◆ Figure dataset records
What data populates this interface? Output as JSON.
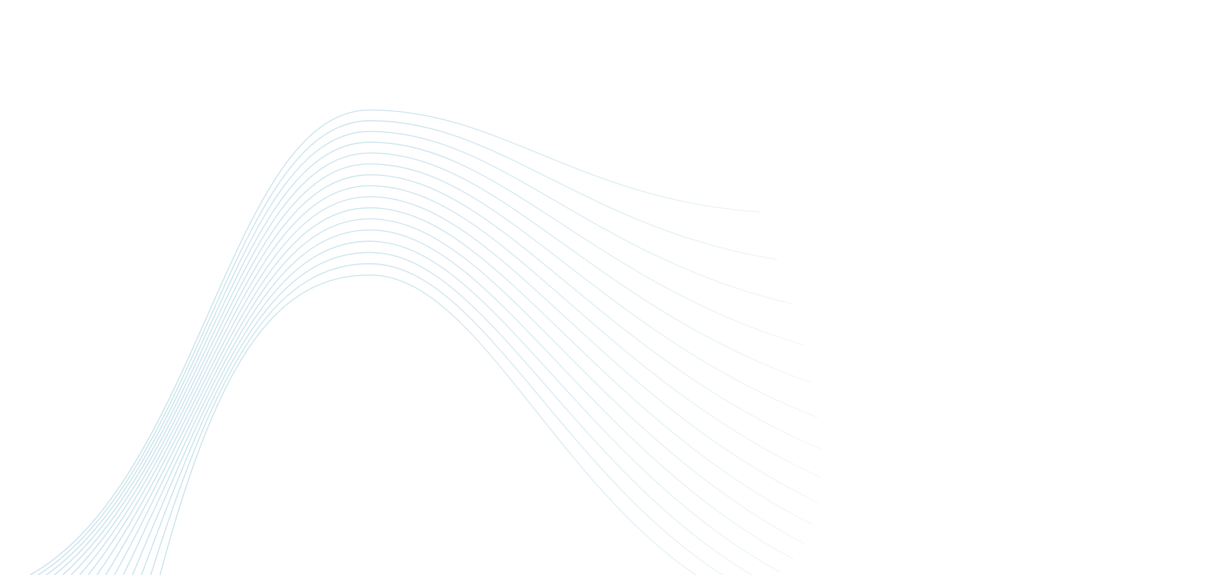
{
  "background": {
    "pattern": "flowing-wave-lines",
    "line_color": "#cfe6ee",
    "background_color": "#ffffff",
    "line_count": 16
  }
}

◆ EXERCISE INSTRUCTIONS
Pictures don't belong in the copy. Restate all the entries exactly.

◆ SOLUTION BELOW
What data populates this interface? Output as JSON.
{
  "background": {
    "pattern": "flowing-wave-lines",
    "line_color": "#cfe6ee",
    "background_color": "#ffffff",
    "line_count": 16
  }
}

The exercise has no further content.